→ 掲載文:
高齢者の低栄養と食事
2018年12月放送
介護老人保健施設厚寿苑
管理栄養士 亀谷 ゆかり
 皆様、おはようございます。朝の寒さが厳しくなりましたがいかがお過ごしですか。私は南相馬市にある介護老人保健施設「厚寿苑」の管理栄養士亀谷と申します。今朝は「高齢者の低栄養と食事」についてお話します。
 皆様は低栄養という言葉、お聞きになったことはありますか。「体重が少しずつ減ってきたな」「体力が落ちてきたな」と感じる方は、疾病などの原因がありますが、実は「低栄養」が隠れている場合があります。低栄養とは、身体に必要な栄養素が足りていない状態を言います。栄養素は特に、エネルギーやタンパク質を指す場合が多いです。低栄養の状態が長く続くと、「体重が減る」「筋肉量や筋力が減る」「風邪などの感染症にかかりやすい」「キズが治りにくい」「下半身がむくみやすい」といった症状が出ます。
 厚生労働省の国民健康栄養調査(平成29年)によると、65歳以上の低栄養傾向の割合は、男性12.5%・女性19.6%でした。実に男性の8人に1人・女性の5人に1人が低栄養ということになります。また、この10年間でみると65歳以上の女性の低栄養は増加しています。高齢化が進む中、低栄養の高齢者はますます増えることが見込まれています。

 低栄養の原因は様々あるのですが、日常生活の場合、大きく2つが考えられます。1つは疾患です。高齢になると慢性的な疾患を持っている場合が多く、特に慢性閉塞性肺疾患(COPD)や心不全、がんなどは、炎症や代謝亢進でエネルギーを多く使います。すると、身体に必要なエネルギーや栄養素が不足し体重が減少します。もう1つは食事の量や質が低下することです。高齢者の場合、義歯を使うことや口腔周辺の筋肉や機能の低下で食べ物を噛みにくく・飲みこみにくくなります。味覚を感じる舌の味蕾細胞が減少し、味覚を感じにくく食欲が減りやすくなります。また、活動量が徐々に減ってお腹がすきにくいことで、食事量が少なくなりがちです。
 低栄養の状態が長く続くと、認知機能の低下・筋肉量や筋力が減る・体重が減るといった症状が出ます。筋肉量や筋力が低下すると、歩く・物を持つ・起き上がるなどの身体機能が低下し、転倒しやすく寝たきりや介護の必要な状態へ移る可能性が高くなります(サルコペニア)。体重が減り痩せている場合、生存率が低くなるといった調査結果もあります。つまり、低栄養は、いつまでも元気で健康に過ごすことを遠ざけてしまうのです。

→ 作業一覧:
(a) 掲載文の「厚生労働省の国民健康栄養調査」から「ことを遠ざけてしまうのです。」までを、一字一句そのまま書き写してください。
(b) 掲載文によると、国民健康栄養調査(平成29年)で、65歳以上の女性の低栄養傾向の割合は何%でしたか。

→ 項目一覧:
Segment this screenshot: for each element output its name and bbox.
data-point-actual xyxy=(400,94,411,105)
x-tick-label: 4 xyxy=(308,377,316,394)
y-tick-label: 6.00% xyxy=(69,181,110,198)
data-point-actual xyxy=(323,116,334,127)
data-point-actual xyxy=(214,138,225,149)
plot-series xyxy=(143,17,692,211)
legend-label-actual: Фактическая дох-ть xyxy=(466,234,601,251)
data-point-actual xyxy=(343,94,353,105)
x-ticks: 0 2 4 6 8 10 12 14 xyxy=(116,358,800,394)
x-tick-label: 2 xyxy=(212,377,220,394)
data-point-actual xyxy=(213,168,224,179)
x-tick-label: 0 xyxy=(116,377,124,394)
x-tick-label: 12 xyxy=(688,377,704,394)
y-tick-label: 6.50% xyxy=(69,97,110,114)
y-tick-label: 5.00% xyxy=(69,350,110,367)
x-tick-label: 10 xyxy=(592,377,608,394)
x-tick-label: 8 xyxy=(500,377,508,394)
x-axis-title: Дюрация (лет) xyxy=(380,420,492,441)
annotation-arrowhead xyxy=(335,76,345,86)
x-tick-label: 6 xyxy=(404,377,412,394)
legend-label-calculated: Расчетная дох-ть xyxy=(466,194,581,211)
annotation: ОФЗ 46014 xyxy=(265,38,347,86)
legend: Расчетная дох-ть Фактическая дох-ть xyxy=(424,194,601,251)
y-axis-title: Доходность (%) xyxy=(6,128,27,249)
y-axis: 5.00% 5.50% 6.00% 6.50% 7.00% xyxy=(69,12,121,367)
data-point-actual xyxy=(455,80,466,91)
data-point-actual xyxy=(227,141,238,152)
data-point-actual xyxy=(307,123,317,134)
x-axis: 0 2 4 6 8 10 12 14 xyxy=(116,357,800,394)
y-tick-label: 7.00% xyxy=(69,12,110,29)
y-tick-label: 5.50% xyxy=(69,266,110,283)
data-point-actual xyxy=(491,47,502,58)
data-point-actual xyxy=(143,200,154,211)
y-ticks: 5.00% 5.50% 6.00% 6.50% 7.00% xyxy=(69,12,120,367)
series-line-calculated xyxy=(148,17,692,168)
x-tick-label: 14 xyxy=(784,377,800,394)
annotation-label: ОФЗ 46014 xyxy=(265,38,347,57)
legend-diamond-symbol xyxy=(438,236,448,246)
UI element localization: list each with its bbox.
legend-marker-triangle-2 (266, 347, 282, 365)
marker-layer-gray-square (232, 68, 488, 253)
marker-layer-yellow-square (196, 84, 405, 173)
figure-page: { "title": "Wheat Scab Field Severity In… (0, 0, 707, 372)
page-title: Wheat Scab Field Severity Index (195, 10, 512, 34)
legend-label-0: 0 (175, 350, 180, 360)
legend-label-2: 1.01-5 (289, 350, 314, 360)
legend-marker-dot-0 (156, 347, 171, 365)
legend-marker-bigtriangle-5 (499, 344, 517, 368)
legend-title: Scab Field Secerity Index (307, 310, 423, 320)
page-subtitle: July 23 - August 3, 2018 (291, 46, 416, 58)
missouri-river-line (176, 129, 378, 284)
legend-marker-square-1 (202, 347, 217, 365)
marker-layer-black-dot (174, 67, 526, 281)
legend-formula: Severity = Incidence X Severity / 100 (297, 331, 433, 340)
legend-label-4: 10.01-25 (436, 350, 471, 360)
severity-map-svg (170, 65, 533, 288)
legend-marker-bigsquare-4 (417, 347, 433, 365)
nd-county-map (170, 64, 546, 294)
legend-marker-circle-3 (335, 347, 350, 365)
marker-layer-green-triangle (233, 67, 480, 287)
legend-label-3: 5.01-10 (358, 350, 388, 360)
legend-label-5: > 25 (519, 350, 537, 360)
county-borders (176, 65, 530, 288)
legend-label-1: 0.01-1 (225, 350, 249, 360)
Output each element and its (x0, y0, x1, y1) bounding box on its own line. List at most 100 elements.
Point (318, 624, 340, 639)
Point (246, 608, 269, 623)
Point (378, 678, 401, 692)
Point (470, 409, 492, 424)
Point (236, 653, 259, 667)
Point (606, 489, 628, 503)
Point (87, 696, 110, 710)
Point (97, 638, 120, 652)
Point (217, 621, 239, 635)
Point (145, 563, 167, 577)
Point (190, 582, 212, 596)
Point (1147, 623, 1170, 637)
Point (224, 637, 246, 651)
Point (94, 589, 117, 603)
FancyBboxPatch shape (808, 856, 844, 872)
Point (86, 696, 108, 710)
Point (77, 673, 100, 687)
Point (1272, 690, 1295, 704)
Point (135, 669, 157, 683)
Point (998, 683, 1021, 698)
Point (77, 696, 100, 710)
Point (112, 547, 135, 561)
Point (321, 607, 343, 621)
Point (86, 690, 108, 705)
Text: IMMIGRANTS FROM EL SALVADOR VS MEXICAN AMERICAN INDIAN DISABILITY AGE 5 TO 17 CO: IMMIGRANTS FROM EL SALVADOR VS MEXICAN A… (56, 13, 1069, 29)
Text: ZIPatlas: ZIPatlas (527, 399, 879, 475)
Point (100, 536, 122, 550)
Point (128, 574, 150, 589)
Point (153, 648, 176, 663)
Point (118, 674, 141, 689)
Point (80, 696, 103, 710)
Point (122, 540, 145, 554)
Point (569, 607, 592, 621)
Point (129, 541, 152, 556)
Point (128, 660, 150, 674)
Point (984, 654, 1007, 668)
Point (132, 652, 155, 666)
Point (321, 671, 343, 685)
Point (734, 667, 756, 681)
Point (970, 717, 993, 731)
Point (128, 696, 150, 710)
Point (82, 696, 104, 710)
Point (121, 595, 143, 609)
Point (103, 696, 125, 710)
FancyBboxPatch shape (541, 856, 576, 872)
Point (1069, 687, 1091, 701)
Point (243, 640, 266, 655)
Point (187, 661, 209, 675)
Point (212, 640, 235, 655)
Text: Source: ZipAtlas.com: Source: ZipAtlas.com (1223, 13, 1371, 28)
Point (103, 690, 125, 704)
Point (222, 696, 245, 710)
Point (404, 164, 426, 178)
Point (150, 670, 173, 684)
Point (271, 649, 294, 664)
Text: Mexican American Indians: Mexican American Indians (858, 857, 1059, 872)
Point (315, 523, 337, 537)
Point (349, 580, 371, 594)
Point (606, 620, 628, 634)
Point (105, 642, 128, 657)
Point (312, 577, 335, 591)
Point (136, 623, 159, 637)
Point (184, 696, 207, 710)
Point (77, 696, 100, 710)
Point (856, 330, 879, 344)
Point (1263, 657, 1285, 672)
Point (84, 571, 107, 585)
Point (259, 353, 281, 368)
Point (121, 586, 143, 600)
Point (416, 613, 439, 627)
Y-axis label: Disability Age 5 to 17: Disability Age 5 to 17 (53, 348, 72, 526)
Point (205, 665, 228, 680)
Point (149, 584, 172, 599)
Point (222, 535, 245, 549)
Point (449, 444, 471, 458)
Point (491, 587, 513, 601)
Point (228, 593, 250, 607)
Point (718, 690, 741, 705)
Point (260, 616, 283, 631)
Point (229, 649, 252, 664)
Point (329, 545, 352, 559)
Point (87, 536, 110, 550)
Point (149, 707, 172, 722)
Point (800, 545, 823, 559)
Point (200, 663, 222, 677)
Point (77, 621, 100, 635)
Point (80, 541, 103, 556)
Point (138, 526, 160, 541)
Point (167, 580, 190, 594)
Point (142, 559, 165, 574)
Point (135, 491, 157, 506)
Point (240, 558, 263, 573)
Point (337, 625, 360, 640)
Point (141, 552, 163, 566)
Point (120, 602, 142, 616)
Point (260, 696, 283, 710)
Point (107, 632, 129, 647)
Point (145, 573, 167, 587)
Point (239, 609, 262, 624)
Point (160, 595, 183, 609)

→ 解答一覧:
(a)
厚生労働省の国民健康栄養調査(平成29年)によると、65歳以上の低栄養傾向の割合は、男性12.5%・女性19.6%でした。実に男性の8人に1人・女性の5人に1人が低栄養ということになります。また、この10年間でみると65歳以上の女性の低栄養は増加しています。高齢化が進む中、低栄養の高齢者はますます増えることが見込まれています。

 低栄養の原因は様々あるのですが、日常生活の場合、大きく2つが考えられます。1つは疾患です。高齢になると慢性的な疾患を持っている場合が多く、特に慢性閉塞性肺疾患(COPD)や心不全、がんなどは、炎症や代謝亢進でエネルギーを多く使います。すると、身体に必要なエネルギーや栄養素が不足し体重が減少します。もう1つは食事の量や質が低下することです。高齢者の場合、義歯を使うことや口腔周辺の筋肉や機能の低下で食べ物を噛みにくく・飲みこみにくくなります。味覚を感じる舌の味蕾細胞が減少し、味覚を感じにくく食欲が減りやすくなります。また、活動量が徐々に減ってお腹がすきにくいことで、食事量が少なくなりがちです。
 低栄養の状態が長く続くと、認知機能の低下・筋肉量や筋力が減る・体重が減るといった症状が出ます。筋肉量や筋力が低下すると、歩く・物を持つ・起き上がるなどの身体機能が低下し、転倒しやすく寝たきりや介護の必要な状態へ移る可能性が高くなります(サルコペニア)。体重が減り痩せている場合、生存率が低くなるといった調査結果もあります。つまり、低栄養は、いつまでも元気で健康に過ごすことを遠ざけてしまうのです。

(b) 19.6%